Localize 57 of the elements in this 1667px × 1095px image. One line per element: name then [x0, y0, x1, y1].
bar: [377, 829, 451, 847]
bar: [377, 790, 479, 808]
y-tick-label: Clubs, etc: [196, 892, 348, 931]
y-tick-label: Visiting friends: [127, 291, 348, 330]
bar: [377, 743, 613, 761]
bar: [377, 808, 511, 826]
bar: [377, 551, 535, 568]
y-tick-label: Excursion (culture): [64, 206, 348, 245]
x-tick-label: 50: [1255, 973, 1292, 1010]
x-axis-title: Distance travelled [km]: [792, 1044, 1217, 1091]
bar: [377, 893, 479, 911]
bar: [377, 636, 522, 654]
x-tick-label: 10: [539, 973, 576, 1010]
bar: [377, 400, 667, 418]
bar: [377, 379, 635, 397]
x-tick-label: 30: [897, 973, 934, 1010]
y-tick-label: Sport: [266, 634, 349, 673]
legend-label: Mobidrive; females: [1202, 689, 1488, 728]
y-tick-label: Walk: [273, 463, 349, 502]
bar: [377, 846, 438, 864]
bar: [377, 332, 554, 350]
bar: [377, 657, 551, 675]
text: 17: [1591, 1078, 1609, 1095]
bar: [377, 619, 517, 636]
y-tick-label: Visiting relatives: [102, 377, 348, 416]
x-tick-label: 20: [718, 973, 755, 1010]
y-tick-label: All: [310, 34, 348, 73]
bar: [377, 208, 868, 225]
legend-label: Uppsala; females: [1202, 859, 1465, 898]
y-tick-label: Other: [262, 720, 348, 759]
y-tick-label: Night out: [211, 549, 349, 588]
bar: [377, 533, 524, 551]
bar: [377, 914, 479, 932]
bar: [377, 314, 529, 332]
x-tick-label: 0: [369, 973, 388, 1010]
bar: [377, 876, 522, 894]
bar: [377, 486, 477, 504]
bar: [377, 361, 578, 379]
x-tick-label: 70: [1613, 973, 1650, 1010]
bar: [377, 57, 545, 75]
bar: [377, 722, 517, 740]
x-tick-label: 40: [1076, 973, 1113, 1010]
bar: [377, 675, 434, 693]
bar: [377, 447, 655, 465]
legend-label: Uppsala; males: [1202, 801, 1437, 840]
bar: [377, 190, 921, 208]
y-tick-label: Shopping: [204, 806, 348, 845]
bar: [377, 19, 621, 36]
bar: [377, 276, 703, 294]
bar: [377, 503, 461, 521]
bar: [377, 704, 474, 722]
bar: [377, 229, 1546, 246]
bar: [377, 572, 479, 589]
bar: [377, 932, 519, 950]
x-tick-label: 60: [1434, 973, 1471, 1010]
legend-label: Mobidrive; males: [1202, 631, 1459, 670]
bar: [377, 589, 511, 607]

__Problem description__.
Rewrite the lines above, replacing "y-tick-label" with "y-axis label" everywhere and leaving everything else unchanged.

__Answer in full__.
Localize 57 of the elements in this 1667px × 1095px image. One line per element: name then [x0, y0, x1, y1].
bar: [377, 829, 451, 847]
bar: [377, 790, 479, 808]
y-axis label: Clubs, etc: [196, 892, 348, 931]
y-axis label: Visiting friends: [127, 291, 348, 330]
bar: [377, 743, 613, 761]
bar: [377, 808, 511, 826]
bar: [377, 551, 535, 568]
y-axis label: Excursion (culture): [64, 206, 348, 245]
x-tick-label: 50: [1255, 973, 1292, 1010]
x-axis-title: Distance travelled [km]: [792, 1044, 1217, 1091]
bar: [377, 893, 479, 911]
bar: [377, 636, 522, 654]
x-tick-label: 10: [539, 973, 576, 1010]
bar: [377, 400, 667, 418]
bar: [377, 379, 635, 397]
x-tick-label: 30: [897, 973, 934, 1010]
y-axis label: Sport: [266, 634, 349, 673]
legend-label: Mobidrive; females: [1202, 689, 1488, 728]
y-axis label: Walk: [273, 463, 349, 502]
bar: [377, 846, 438, 864]
bar: [377, 332, 554, 350]
bar: [377, 657, 551, 675]
text: 17: [1591, 1078, 1609, 1095]
bar: [377, 619, 517, 636]
y-axis label: Visiting relatives: [102, 377, 348, 416]
x-tick-label: 20: [718, 973, 755, 1010]
y-axis label: All: [310, 34, 348, 73]
bar: [377, 208, 868, 225]
legend-label: Uppsala; females: [1202, 859, 1465, 898]
y-axis label: Other: [262, 720, 348, 759]
y-axis label: Night out: [211, 549, 349, 588]
bar: [377, 533, 524, 551]
bar: [377, 914, 479, 932]
bar: [377, 314, 529, 332]
x-tick-label: 0: [369, 973, 388, 1010]
bar: [377, 876, 522, 894]
bar: [377, 486, 477, 504]
bar: [377, 361, 578, 379]
x-tick-label: 70: [1613, 973, 1650, 1010]
bar: [377, 57, 545, 75]
bar: [377, 722, 517, 740]
x-tick-label: 40: [1076, 973, 1113, 1010]
bar: [377, 675, 434, 693]
bar: [377, 447, 655, 465]
legend-label: Uppsala; males: [1202, 801, 1437, 840]
bar: [377, 190, 921, 208]
y-axis label: Shopping: [204, 806, 348, 845]
bar: [377, 19, 621, 36]
bar: [377, 276, 703, 294]
bar: [377, 503, 461, 521]
bar: [377, 704, 474, 722]
bar: [377, 229, 1546, 246]
bar: [377, 572, 479, 589]
bar: [377, 932, 519, 950]
x-tick-label: 60: [1434, 973, 1471, 1010]
legend-label: Mobidrive; males: [1202, 631, 1459, 670]
bar: [377, 589, 511, 607]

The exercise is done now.